■ **INSTRUCTION**:
Repeat the entire listing exactly as written.

### SUPPLIED DATA

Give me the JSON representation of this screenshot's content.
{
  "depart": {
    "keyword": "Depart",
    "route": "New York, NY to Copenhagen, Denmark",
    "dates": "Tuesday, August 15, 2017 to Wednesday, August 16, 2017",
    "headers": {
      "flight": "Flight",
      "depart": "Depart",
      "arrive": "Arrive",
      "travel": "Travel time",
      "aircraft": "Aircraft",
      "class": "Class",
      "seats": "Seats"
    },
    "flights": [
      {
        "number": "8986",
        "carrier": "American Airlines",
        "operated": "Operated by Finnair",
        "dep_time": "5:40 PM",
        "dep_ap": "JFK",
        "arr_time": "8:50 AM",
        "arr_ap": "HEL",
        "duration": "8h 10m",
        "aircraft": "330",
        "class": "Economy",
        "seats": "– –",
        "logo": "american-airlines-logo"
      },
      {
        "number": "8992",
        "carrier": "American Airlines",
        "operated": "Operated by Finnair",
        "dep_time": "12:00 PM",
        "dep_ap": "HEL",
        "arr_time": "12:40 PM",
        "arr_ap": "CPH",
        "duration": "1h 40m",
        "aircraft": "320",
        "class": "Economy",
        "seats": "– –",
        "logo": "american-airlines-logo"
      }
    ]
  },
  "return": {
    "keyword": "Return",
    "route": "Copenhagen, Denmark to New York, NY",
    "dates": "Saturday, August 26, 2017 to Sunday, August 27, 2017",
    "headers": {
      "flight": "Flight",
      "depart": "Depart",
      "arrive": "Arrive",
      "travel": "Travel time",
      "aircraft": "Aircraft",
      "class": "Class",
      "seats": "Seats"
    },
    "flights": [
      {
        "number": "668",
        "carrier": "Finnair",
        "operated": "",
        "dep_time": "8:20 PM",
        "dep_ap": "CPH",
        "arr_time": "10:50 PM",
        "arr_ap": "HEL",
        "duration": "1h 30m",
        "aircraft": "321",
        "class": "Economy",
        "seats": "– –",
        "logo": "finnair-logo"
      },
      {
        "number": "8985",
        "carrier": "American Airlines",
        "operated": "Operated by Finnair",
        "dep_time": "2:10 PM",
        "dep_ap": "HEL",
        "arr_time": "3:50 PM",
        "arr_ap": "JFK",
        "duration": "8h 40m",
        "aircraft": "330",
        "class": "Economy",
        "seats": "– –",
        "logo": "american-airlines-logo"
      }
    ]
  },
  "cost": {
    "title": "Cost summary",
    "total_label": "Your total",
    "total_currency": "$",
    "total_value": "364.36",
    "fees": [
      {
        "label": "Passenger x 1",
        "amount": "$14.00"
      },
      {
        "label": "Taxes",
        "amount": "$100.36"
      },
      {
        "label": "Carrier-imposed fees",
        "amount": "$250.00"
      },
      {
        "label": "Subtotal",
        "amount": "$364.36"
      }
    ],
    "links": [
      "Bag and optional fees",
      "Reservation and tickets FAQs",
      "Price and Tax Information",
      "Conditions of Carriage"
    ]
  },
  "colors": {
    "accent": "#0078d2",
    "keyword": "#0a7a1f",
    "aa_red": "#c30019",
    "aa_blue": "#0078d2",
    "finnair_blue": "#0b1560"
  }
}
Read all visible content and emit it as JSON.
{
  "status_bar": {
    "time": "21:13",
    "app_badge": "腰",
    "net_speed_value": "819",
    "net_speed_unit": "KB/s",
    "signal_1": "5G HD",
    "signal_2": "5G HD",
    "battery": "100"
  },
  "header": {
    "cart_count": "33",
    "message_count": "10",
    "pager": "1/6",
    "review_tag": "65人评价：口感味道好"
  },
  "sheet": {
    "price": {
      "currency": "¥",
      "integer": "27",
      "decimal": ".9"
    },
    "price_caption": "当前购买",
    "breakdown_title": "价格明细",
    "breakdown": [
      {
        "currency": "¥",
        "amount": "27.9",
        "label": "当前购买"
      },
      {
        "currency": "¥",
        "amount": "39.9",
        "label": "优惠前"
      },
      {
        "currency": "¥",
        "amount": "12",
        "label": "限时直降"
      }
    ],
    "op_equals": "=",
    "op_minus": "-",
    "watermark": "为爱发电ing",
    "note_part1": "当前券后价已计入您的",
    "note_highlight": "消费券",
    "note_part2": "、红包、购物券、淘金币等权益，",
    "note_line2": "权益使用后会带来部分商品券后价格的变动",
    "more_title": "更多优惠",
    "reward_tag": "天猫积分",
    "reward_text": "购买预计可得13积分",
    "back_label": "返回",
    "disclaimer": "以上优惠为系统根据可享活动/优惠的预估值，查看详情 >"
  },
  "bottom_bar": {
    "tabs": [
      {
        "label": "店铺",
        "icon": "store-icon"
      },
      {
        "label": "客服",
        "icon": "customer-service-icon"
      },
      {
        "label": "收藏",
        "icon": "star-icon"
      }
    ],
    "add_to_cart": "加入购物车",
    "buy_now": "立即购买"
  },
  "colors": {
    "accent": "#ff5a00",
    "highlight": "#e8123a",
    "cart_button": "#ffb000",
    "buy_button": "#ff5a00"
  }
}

######

■ **ANSWER TO THIS PROBLEM**:
Give me the JSON representation of this screenshot's content.
{
  "depart": {
    "keyword": "Depart",
    "route": "New York, NY to Copenhagen, Denmark",
    "dates": "Tuesday, August 15, 2017 to Wednesday, August 16, 2017",
    "headers": {
      "flight": "Flight",
      "depart": "Depart",
      "arrive": "Arrive",
      "travel": "Travel time",
      "aircraft": "Aircraft",
      "class": "Class",
      "seats": "Seats"
    },
    "flights": [
      {
        "number": "8986",
        "carrier": "American Airlines",
        "operated": "Operated by Finnair",
        "dep_time": "5:40 PM",
        "dep_ap": "JFK",
        "arr_time": "8:50 AM",
        "arr_ap": "HEL",
        "duration": "8h 10m",
        "aircraft": "330",
        "class": "Economy",
        "seats": "– –",
        "logo": "american-airlines-logo"
      },
      {
        "number": "8992",
        "carrier": "American Airlines",
        "operated": "Operated by Finnair",
        "dep_time": "12:00 PM",
        "dep_ap": "HEL",
        "arr_time": "12:40 PM",
        "arr_ap": "CPH",
        "duration": "1h 40m",
        "aircraft": "320",
        "class": "Economy",
        "seats": "– –",
        "logo": "american-airlines-logo"
      }
    ]
  },
  "return": {
    "keyword": "Return",
    "route": "Copenhagen, Denmark to New York, NY",
    "dates": "Saturday, August 26, 2017 to Sunday, August 27, 2017",
    "headers": {
      "flight": "Flight",
      "depart": "Depart",
      "arrive": "Arrive",
      "travel": "Travel time",
      "aircraft": "Aircraft",
      "class": "Class",
      "seats": "Seats"
    },
    "flights": [
      {
        "number": "668",
        "carrier": "Finnair",
        "operated": "",
        "dep_time": "8:20 PM",
        "dep_ap": "CPH",
        "arr_time": "10:50 PM",
        "arr_ap": "HEL",
        "duration": "1h 30m",
        "aircraft": "321",
        "class": "Economy",
        "seats": "– –",
        "logo": "finnair-logo"
      },
      {
        "number": "8985",
        "carrier": "American Airlines",
        "operated": "Operated by Finnair",
        "dep_time": "2:10 PM",
        "dep_ap": "HEL",
        "arr_time": "3:50 PM",
        "arr_ap": "JFK",
        "duration": "8h 40m",
        "aircraft": "330",
        "class": "Economy",
        "seats": "– –",
        "logo": "american-airlines-logo"
      }
    ]
  },
  "cost": {
    "title": "Cost summary",
    "total_label": "Your total",
    "total_currency": "$",
    "total_value": "364.36",
    "fees": [
      {
        "label": "Passenger x 1",
        "amount": "$14.00"
      },
      {
        "label": "Taxes",
        "amount": "$100.36"
      },
      {
        "label": "Carrier-imposed fees",
        "amount": "$250.00"
      },
      {
        "label": "Subtotal",
        "amount": "$364.36"
      }
    ],
    "links": [
      "Bag and optional fees",
      "Reservation and tickets FAQs",
      "Price and Tax Information",
      "Conditions of Carriage"
    ]
  },
  "colors": {
    "accent": "#0078d2",
    "keyword": "#0a7a1f",
    "aa_red": "#c30019",
    "aa_blue": "#0078d2",
    "finnair_blue": "#0b1560"
  }
}
Read all visible content and emit it as JSON.
{
  "status_bar": {
    "time": "21:13",
    "app_badge": "腰",
    "net_speed_value": "819",
    "net_speed_unit": "KB/s",
    "signal_1": "5G HD",
    "signal_2": "5G HD",
    "battery": "100"
  },
  "header": {
    "cart_count": "33",
    "message_count": "10",
    "pager": "1/6",
    "review_tag": "65人评价：口感味道好"
  },
  "sheet": {
    "price": {
      "currency": "¥",
      "integer": "27",
      "decimal": ".9"
    },
    "price_caption": "当前购买",
    "breakdown_title": "价格明细",
    "breakdown": [
      {
        "currency": "¥",
        "amount": "27.9",
        "label": "当前购买"
      },
      {
        "currency": "¥",
        "amount": "39.9",
        "label": "优惠前"
      },
      {
        "currency": "¥",
        "amount": "12",
        "label": "限时直降"
      }
    ],
    "op_equals": "=",
    "op_minus": "-",
    "watermark": "为爱发电ing",
    "note_part1": "当前券后价已计入您的",
    "note_highlight": "消费券",
    "note_part2": "、红包、购物券、淘金币等权益，",
    "note_line2": "权益使用后会带来部分商品券后价格的变动",
    "more_title": "更多优惠",
    "reward_tag": "天猫积分",
    "reward_text": "购买预计可得13积分",
    "back_label": "返回",
    "disclaimer": "以上优惠为系统根据可享活动/优惠的预估值，查看详情 >"
  },
  "bottom_bar": {
    "tabs": [
      {
        "label": "店铺",
        "icon": "store-icon"
      },
      {
        "label": "客服",
        "icon": "customer-service-icon"
      },
      {
        "label": "收藏",
        "icon": "star-icon"
      }
    ],
    "add_to_cart": "加入购物车",
    "buy_now": "立即购买"
  },
  "colors": {
    "accent": "#ff5a00",
    "highlight": "#e8123a",
    "cart_button": "#ffb000",
    "buy_button": "#ff5a00"
  }
}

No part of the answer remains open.